**Task**:
Among the lines below, list those containing the string "name".

**Records for the exercise**:
— begin —
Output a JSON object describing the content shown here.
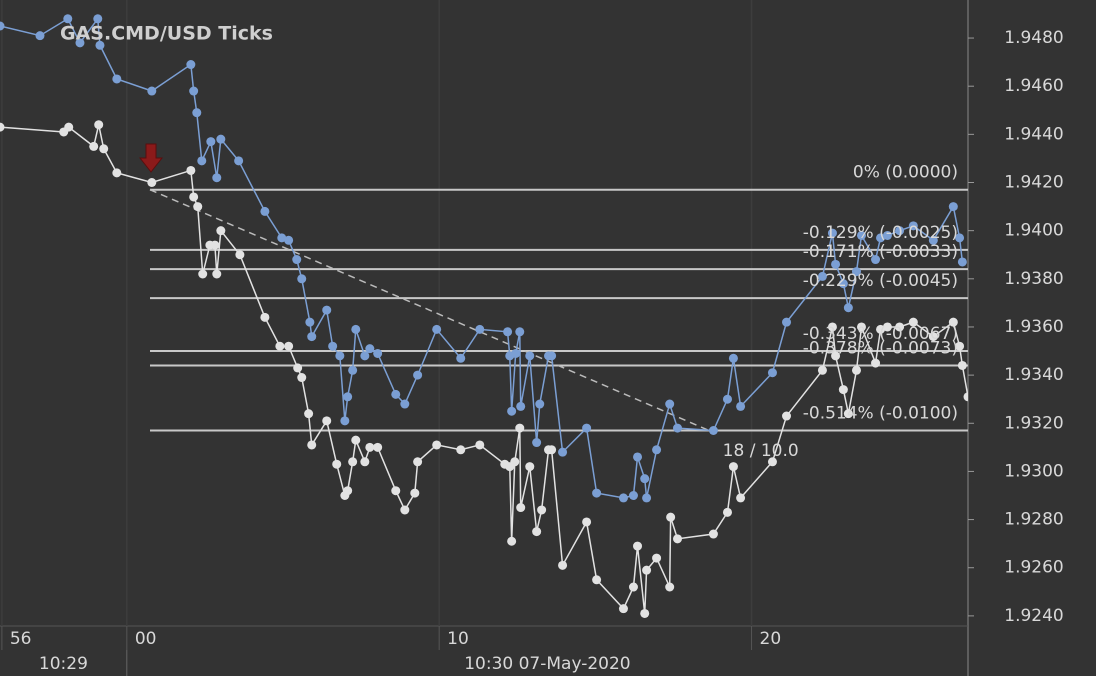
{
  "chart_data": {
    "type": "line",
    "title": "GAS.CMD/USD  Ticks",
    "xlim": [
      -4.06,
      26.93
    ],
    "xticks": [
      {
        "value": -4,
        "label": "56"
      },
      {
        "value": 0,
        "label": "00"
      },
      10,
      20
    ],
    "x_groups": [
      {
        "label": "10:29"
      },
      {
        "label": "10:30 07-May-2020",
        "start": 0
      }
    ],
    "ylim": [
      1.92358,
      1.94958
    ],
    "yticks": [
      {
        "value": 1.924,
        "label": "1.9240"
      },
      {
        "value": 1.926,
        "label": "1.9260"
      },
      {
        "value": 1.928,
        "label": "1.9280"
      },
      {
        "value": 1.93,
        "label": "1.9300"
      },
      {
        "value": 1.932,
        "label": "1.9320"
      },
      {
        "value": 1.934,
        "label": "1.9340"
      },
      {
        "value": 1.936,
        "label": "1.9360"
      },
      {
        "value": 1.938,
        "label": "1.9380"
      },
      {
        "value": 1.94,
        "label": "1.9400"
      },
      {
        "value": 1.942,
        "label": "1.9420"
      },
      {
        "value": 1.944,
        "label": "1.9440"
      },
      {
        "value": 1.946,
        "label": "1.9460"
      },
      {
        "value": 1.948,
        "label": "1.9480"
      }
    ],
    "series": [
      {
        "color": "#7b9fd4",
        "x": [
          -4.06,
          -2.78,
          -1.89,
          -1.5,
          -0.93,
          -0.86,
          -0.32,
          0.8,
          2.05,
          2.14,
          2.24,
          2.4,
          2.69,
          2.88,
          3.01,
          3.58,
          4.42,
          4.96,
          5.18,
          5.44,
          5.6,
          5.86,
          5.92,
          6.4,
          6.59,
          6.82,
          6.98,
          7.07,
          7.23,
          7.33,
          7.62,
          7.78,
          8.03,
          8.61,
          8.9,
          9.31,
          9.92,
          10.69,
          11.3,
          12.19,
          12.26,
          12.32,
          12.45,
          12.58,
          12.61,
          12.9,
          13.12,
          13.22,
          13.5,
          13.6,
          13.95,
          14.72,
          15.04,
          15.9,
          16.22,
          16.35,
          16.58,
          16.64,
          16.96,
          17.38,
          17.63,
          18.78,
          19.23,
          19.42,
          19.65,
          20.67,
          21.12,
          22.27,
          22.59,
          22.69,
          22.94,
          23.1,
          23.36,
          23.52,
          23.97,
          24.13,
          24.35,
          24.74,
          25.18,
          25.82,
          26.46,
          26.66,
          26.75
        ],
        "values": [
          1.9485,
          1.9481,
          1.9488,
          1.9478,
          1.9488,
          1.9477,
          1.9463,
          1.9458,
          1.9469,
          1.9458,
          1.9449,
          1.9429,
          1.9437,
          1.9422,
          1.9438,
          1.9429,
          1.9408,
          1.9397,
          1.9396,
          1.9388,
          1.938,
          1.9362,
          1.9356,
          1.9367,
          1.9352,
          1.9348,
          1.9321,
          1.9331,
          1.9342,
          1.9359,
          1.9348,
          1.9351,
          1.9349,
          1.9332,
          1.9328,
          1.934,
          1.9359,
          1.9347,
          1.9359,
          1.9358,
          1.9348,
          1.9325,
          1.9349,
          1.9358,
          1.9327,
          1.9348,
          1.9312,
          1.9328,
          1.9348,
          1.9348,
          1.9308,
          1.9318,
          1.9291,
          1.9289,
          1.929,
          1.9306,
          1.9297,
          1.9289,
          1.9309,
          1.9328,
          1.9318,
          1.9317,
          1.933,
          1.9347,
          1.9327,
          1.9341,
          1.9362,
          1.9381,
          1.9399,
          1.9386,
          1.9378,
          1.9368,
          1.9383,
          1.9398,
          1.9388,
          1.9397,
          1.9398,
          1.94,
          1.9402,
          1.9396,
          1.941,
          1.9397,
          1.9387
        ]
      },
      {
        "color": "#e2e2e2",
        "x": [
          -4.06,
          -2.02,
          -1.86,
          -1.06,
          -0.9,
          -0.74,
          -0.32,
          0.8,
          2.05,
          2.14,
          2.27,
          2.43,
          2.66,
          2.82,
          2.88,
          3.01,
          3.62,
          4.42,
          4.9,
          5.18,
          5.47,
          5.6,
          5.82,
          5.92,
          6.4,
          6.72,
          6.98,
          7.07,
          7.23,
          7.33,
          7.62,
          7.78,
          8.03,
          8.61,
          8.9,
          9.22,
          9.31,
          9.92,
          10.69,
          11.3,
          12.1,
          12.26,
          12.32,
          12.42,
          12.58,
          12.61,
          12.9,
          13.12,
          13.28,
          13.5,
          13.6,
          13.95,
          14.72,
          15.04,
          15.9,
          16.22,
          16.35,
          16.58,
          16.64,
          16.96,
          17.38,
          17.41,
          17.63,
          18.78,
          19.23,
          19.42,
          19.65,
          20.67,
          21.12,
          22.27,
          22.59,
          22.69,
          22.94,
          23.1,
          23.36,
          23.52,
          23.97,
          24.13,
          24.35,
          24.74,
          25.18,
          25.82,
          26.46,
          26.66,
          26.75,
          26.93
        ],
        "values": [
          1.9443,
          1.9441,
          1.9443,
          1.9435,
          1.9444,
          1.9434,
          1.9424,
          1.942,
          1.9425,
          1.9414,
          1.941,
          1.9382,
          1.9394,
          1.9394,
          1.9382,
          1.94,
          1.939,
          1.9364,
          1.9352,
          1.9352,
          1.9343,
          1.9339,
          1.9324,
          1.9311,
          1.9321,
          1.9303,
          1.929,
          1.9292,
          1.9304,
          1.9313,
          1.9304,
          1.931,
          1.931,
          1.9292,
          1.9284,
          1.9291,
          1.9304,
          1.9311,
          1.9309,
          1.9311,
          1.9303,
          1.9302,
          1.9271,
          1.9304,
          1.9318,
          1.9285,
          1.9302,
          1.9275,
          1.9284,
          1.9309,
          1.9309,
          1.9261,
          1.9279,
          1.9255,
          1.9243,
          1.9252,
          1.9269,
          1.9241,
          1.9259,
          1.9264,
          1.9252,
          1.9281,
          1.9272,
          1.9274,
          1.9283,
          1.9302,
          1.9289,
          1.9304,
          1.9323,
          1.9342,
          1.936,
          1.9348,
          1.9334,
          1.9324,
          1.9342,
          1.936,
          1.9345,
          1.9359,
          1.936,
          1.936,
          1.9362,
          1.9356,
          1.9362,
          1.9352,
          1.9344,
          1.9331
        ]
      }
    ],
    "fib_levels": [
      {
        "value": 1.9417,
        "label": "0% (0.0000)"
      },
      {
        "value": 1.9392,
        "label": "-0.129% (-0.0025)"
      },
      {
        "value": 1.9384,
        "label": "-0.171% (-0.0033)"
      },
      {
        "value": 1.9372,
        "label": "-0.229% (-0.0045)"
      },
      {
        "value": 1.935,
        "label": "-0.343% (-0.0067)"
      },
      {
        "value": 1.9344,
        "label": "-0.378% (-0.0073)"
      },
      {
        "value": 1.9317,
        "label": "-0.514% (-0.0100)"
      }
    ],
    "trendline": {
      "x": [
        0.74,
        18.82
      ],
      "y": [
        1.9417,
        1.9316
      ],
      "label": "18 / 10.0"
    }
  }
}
— end —
— begin —
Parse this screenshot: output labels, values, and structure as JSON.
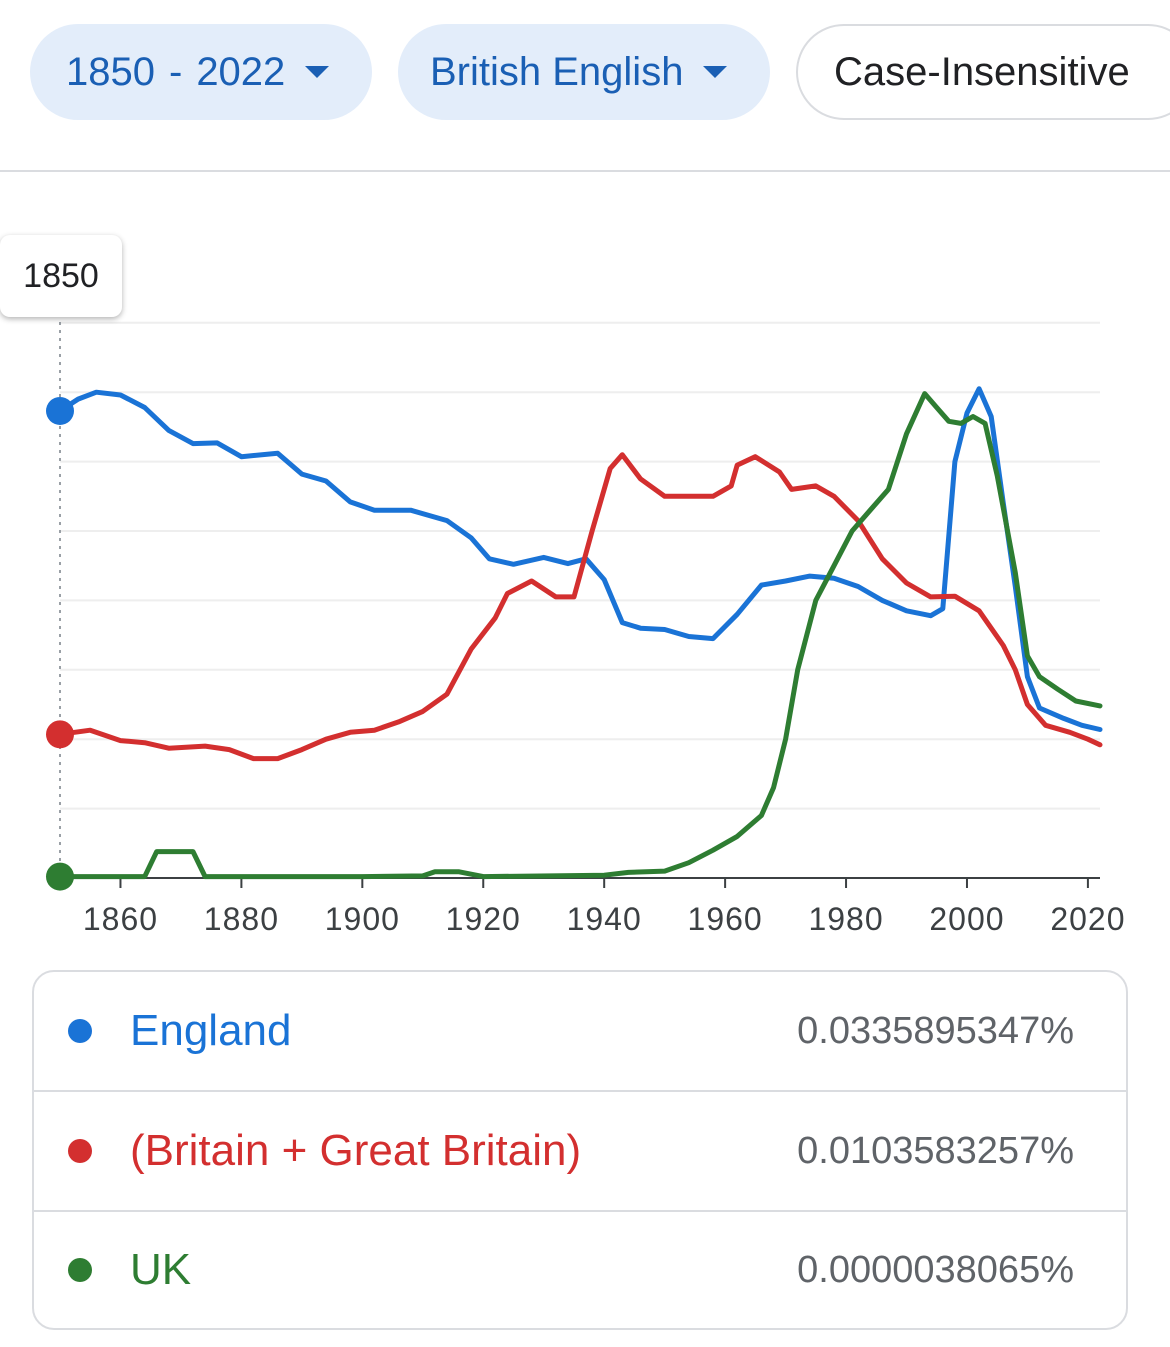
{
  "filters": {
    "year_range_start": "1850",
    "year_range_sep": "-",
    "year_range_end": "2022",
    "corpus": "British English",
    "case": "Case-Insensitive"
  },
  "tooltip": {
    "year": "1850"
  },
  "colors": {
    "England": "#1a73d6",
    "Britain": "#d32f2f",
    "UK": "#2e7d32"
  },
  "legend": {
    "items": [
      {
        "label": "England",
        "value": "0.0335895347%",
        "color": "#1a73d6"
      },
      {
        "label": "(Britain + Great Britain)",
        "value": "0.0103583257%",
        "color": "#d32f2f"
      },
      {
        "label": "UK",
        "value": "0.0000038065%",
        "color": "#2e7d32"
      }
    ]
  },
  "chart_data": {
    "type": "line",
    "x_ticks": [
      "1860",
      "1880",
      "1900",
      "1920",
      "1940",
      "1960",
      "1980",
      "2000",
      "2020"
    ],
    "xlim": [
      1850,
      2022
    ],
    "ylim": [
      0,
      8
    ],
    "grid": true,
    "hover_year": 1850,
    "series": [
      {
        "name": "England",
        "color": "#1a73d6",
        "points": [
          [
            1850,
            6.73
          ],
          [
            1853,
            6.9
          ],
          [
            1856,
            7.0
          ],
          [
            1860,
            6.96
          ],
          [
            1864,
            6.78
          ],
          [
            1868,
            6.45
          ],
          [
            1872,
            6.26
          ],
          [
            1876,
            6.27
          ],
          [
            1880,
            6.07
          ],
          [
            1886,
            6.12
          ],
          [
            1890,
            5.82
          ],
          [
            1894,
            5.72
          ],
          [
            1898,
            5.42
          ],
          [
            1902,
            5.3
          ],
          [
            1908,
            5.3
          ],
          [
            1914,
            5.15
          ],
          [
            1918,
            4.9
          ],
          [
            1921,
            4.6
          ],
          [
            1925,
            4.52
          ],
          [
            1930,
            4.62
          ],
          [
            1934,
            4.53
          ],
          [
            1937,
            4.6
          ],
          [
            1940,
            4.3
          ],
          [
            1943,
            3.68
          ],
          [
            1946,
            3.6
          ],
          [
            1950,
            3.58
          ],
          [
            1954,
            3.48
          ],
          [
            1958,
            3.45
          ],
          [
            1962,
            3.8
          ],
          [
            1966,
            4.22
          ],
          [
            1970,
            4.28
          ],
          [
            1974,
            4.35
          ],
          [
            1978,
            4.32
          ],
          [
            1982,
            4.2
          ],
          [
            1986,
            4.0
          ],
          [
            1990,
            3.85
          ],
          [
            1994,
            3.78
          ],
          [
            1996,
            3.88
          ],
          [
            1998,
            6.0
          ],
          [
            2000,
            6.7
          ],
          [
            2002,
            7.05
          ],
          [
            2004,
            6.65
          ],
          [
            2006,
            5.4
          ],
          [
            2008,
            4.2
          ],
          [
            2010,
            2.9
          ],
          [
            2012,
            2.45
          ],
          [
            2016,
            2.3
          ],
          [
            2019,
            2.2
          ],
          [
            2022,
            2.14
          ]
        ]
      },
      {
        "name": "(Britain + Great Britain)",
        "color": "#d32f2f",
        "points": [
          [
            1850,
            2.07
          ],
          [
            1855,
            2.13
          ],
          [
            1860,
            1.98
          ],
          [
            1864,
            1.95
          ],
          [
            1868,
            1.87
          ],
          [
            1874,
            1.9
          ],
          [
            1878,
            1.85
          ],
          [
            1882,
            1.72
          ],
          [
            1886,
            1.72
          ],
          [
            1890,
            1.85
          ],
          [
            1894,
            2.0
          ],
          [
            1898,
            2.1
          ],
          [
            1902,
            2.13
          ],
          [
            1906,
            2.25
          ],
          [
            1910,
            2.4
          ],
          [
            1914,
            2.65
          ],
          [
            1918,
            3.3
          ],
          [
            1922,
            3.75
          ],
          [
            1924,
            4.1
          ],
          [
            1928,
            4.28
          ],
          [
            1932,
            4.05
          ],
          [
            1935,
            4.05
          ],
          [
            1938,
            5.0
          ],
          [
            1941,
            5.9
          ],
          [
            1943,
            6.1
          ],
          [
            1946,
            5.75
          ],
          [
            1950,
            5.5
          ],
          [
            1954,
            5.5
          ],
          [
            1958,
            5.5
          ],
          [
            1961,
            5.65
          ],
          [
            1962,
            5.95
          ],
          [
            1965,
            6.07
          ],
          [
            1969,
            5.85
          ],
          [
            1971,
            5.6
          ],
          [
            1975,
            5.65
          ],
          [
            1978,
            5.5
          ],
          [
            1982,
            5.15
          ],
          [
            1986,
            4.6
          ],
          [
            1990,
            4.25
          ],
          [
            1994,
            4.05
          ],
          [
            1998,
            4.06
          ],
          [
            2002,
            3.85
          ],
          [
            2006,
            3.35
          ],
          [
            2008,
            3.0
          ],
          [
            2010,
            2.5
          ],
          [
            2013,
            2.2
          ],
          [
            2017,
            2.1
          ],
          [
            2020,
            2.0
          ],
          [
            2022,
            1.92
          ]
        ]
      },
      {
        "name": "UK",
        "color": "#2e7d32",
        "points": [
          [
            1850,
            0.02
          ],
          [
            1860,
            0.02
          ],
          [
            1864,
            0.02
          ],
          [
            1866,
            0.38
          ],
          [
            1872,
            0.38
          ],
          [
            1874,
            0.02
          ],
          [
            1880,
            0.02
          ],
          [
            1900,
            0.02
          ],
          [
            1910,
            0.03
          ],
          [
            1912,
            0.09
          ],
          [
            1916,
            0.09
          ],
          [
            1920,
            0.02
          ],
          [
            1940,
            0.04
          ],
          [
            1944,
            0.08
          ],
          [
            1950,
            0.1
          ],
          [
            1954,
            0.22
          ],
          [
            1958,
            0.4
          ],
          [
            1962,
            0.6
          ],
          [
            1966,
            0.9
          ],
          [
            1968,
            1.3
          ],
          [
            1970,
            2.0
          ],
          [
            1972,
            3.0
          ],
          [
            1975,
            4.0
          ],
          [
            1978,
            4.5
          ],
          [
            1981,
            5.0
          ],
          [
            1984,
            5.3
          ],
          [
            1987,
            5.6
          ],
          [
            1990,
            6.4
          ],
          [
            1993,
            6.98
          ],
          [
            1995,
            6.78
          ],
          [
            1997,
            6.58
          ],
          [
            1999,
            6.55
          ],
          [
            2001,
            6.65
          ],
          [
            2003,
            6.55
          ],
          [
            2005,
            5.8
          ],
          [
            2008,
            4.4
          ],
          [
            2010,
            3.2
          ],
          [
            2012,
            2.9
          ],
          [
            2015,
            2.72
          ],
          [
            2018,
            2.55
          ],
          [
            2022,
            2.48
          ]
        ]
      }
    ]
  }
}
— end —
**Written answer**:
        "name": "England",
        "name": "(Britain + Great Britain)",
        "name": "UK",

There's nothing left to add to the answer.